** Start **

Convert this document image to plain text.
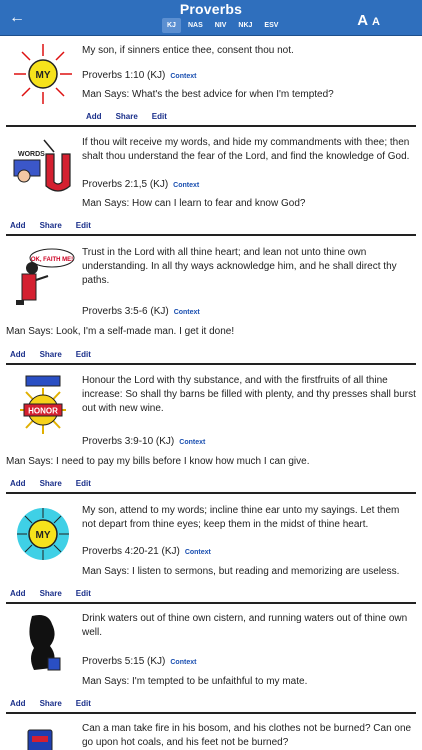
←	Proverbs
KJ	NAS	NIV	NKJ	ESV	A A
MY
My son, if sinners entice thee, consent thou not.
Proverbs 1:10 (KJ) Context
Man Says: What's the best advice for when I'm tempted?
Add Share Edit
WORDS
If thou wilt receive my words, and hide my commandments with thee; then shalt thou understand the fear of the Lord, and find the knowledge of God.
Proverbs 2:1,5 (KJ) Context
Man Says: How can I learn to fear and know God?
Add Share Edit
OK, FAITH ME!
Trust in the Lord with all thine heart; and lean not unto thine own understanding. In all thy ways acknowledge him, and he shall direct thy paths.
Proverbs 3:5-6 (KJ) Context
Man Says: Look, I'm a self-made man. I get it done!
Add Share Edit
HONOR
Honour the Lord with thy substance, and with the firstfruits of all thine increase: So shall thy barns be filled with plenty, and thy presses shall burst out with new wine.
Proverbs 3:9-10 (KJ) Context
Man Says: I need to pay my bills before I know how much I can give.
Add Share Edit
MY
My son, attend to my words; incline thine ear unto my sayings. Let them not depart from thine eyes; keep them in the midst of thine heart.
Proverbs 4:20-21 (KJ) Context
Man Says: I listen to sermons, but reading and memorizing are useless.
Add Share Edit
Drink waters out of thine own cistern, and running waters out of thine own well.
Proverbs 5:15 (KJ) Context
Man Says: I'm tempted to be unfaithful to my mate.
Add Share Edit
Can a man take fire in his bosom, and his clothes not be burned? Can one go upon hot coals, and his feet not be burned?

** End **
** Start **

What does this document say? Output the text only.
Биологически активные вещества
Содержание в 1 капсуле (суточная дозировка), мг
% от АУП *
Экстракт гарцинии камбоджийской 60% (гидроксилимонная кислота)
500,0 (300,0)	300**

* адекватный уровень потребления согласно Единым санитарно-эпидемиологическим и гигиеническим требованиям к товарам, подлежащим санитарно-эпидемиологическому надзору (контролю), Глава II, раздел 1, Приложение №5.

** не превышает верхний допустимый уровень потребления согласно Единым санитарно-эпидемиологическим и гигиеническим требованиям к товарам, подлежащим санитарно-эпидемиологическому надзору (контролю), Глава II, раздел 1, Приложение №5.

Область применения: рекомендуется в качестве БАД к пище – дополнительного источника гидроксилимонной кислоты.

** End **

» GIVEN PROBLEM:
Only lines with "fear" are wanted here; list each of them.

» THE REPLY:
If thou wilt receive my words, and hide my commandments with thee; then shalt thou understand the fear of the Lord, and find the knowledge of God.
Man Says: How can I learn to fear and know God?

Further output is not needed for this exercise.